# What to do
Below is a block of data; give all of it again word for word.

# Records to process
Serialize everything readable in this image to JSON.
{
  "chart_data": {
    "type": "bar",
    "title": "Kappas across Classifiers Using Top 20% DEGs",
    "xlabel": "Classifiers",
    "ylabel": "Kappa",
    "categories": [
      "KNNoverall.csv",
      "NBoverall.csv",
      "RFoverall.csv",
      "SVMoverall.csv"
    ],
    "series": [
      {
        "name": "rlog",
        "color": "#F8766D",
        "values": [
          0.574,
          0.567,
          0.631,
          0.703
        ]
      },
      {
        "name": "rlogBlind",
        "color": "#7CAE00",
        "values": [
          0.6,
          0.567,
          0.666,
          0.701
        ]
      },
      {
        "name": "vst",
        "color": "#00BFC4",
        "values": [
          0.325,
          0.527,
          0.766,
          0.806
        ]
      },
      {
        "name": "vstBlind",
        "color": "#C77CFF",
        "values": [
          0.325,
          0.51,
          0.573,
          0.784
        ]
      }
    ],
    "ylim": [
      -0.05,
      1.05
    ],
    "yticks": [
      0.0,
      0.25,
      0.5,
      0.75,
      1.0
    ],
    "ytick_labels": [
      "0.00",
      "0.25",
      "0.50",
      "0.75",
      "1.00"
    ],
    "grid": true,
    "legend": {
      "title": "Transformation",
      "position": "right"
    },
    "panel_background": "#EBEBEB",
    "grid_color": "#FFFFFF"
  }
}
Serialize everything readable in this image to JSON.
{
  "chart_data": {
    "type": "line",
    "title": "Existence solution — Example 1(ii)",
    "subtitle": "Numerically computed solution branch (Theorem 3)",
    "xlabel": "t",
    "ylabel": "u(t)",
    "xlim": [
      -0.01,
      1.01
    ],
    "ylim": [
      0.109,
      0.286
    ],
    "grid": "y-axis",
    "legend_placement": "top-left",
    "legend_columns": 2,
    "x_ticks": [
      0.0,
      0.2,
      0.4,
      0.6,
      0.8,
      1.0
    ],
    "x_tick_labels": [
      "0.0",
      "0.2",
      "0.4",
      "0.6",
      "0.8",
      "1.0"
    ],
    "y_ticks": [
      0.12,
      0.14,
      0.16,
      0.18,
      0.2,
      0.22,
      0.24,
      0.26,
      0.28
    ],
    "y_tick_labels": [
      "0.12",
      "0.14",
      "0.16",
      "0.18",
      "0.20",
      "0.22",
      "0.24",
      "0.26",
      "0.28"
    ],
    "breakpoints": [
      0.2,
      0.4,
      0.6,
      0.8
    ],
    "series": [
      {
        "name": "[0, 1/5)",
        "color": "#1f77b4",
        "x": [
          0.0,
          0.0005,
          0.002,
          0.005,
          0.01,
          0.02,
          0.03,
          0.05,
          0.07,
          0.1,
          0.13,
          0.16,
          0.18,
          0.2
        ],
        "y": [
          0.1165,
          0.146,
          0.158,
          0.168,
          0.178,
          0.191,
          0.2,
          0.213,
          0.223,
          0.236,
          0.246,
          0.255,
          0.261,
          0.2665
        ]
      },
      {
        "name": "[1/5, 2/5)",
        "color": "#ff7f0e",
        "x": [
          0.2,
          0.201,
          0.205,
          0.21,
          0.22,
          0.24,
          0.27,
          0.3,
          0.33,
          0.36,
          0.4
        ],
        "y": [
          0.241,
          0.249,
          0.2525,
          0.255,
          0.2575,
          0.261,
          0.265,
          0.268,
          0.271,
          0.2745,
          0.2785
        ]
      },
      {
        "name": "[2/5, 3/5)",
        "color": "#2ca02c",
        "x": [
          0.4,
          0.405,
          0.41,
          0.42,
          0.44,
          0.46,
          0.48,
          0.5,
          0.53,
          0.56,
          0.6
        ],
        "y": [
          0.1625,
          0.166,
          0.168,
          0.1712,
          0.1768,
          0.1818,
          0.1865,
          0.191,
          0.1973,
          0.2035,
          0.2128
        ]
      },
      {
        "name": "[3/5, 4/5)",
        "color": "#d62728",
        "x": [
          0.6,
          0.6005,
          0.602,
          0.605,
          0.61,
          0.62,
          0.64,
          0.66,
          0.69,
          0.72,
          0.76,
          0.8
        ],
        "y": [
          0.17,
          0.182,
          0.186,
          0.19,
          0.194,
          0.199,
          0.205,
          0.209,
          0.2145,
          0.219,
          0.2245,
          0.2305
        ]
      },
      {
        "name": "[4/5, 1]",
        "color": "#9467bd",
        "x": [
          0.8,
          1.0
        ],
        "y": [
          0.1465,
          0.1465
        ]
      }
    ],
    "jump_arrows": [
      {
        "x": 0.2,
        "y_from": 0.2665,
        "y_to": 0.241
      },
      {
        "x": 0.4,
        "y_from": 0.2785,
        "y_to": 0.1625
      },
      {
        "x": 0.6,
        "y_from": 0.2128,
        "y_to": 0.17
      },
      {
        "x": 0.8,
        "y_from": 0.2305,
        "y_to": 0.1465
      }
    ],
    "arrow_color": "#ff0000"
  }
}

# Worked answer
Serialize everything readable in this image to JSON.
{
  "chart_data": {
    "type": "bar",
    "title": "Kappas across Classifiers Using Top 20% DEGs",
    "xlabel": "Classifiers",
    "ylabel": "Kappa",
    "categories": [
      "KNNoverall.csv",
      "NBoverall.csv",
      "RFoverall.csv",
      "SVMoverall.csv"
    ],
    "series": [
      {
        "name": "rlog",
        "color": "#F8766D",
        "values": [
          0.574,
          0.567,
          0.631,
          0.703
        ]
      },
      {
        "name": "rlogBlind",
        "color": "#7CAE00",
        "values": [
          0.6,
          0.567,
          0.666,
          0.701
        ]
      },
      {
        "name": "vst",
        "color": "#00BFC4",
        "values": [
          0.325,
          0.527,
          0.766,
          0.806
        ]
      },
      {
        "name": "vstBlind",
        "color": "#C77CFF",
        "values": [
          0.325,
          0.51,
          0.573,
          0.784
        ]
      }
    ],
    "ylim": [
      -0.05,
      1.05
    ],
    "yticks": [
      0.0,
      0.25,
      0.5,
      0.75,
      1.0
    ],
    "ytick_labels": [
      "0.00",
      "0.25",
      "0.50",
      "0.75",
      "1.00"
    ],
    "grid": true,
    "legend": {
      "title": "Transformation",
      "position": "right"
    },
    "panel_background": "#EBEBEB",
    "grid_color": "#FFFFFF"
  }
}
Serialize everything readable in this image to JSON.
{
  "chart_data": {
    "type": "line",
    "title": "Existence solution — Example 1(ii)",
    "subtitle": "Numerically computed solution branch (Theorem 3)",
    "xlabel": "t",
    "ylabel": "u(t)",
    "xlim": [
      -0.01,
      1.01
    ],
    "ylim": [
      0.109,
      0.286
    ],
    "grid": "y-axis",
    "legend_placement": "top-left",
    "legend_columns": 2,
    "x_ticks": [
      0.0,
      0.2,
      0.4,
      0.6,
      0.8,
      1.0
    ],
    "x_tick_labels": [
      "0.0",
      "0.2",
      "0.4",
      "0.6",
      "0.8",
      "1.0"
    ],
    "y_ticks": [
      0.12,
      0.14,
      0.16,
      0.18,
      0.2,
      0.22,
      0.24,
      0.26,
      0.28
    ],
    "y_tick_labels": [
      "0.12",
      "0.14",
      "0.16",
      "0.18",
      "0.20",
      "0.22",
      "0.24",
      "0.26",
      "0.28"
    ],
    "breakpoints": [
      0.2,
      0.4,
      0.6,
      0.8
    ],
    "series": [
      {
        "name": "[0, 1/5)",
        "color": "#1f77b4",
        "x": [
          0.0,
          0.0005,
          0.002,
          0.005,
          0.01,
          0.02,
          0.03,
          0.05,
          0.07,
          0.1,
          0.13,
          0.16,
          0.18,
          0.2
        ],
        "y": [
          0.1165,
          0.146,
          0.158,
          0.168,
          0.178,
          0.191,
          0.2,
          0.213,
          0.223,
          0.236,
          0.246,
          0.255,
          0.261,
          0.2665
        ]
      },
      {
        "name": "[1/5, 2/5)",
        "color": "#ff7f0e",
        "x": [
          0.2,
          0.201,
          0.205,
          0.21,
          0.22,
          0.24,
          0.27,
          0.3,
          0.33,
          0.36,
          0.4
        ],
        "y": [
          0.241,
          0.249,
          0.2525,
          0.255,
          0.2575,
          0.261,
          0.265,
          0.268,
          0.271,
          0.2745,
          0.2785
        ]
      },
      {
        "name": "[2/5, 3/5)",
        "color": "#2ca02c",
        "x": [
          0.4,
          0.405,
          0.41,
          0.42,
          0.44,
          0.46,
          0.48,
          0.5,
          0.53,
          0.56,
          0.6
        ],
        "y": [
          0.1625,
          0.166,
          0.168,
          0.1712,
          0.1768,
          0.1818,
          0.1865,
          0.191,
          0.1973,
          0.2035,
          0.2128
        ]
      },
      {
        "name": "[3/5, 4/5)",
        "color": "#d62728",
        "x": [
          0.6,
          0.6005,
          0.602,
          0.605,
          0.61,
          0.62,
          0.64,
          0.66,
          0.69,
          0.72,
          0.76,
          0.8
        ],
        "y": [
          0.17,
          0.182,
          0.186,
          0.19,
          0.194,
          0.199,
          0.205,
          0.209,
          0.2145,
          0.219,
          0.2245,
          0.2305
        ]
      },
      {
        "name": "[4/5, 1]",
        "color": "#9467bd",
        "x": [
          0.8,
          1.0
        ],
        "y": [
          0.1465,
          0.1465
        ]
      }
    ],
    "jump_arrows": [
      {
        "x": 0.2,
        "y_from": 0.2665,
        "y_to": 0.241
      },
      {
        "x": 0.4,
        "y_from": 0.2785,
        "y_to": 0.1625
      },
      {
        "x": 0.6,
        "y_from": 0.2128,
        "y_to": 0.17
      },
      {
        "x": 0.8,
        "y_from": 0.2305,
        "y_to": 0.1465
      }
    ],
    "arrow_color": "#ff0000"
  }
}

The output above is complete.